• **Problem**
Give the material once more, word for word, without any images.

• **Data supplied**
──────────

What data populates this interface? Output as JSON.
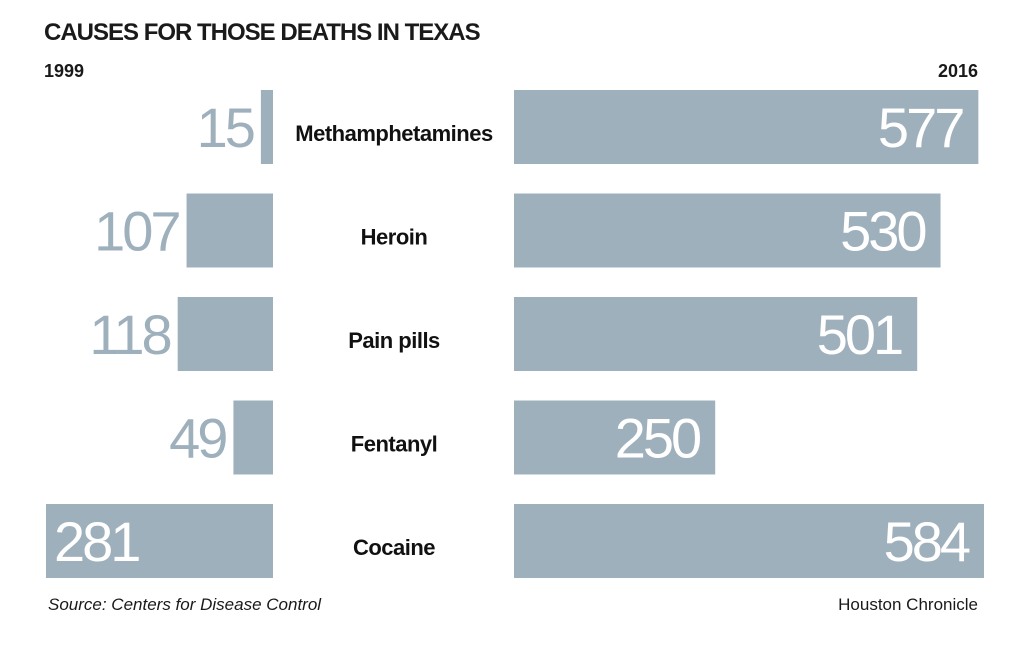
{
  "chart_data": {
    "type": "bar",
    "title": "CAUSES FOR THOSE DEATHS IN TEXAS",
    "categories": [
      "Methamphetamines",
      "Heroin",
      "Pain pills",
      "Fentanyl",
      "Cocaine"
    ],
    "series": [
      {
        "name": "1999",
        "values": [
          15,
          107,
          118,
          49,
          281
        ]
      },
      {
        "name": "2016",
        "values": [
          577,
          530,
          501,
          250,
          584
        ]
      }
    ],
    "source": "Source: Centers for Disease Control",
    "credit": "Houston Chronicle"
  },
  "colors": {
    "bar": "#9fb0bd",
    "value_on_bar": "#ffffff",
    "value_off_bar": "#9fb0bd"
  }
}
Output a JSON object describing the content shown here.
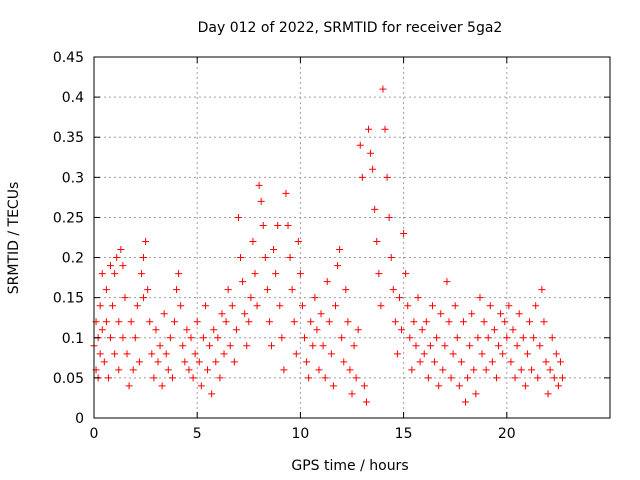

──────────

• **Solution for this exercise**
What data populates this interface? Output as JSON.
{
  "chart_data": {
    "type": "bar",
    "title": "CAUSES FOR THOSE DEATHS IN TEXAS",
    "categories": [
      "Methamphetamines",
      "Heroin",
      "Pain pills",
      "Fentanyl",
      "Cocaine"
    ],
    "series": [
      {
        "name": "1999",
        "values": [
          15,
          107,
          118,
          49,
          281
        ]
      },
      {
        "name": "2016",
        "values": [
          577,
          530,
          501,
          250,
          584
        ]
      }
    ],
    "source": "Source: Centers for Disease Control",
    "credit": "Houston Chronicle"
  },
  "colors": {
    "bar": "#9fb0bd",
    "value_on_bar": "#ffffff",
    "value_off_bar": "#9fb0bd"
  }
}
Output a JSON object describing the content shown here.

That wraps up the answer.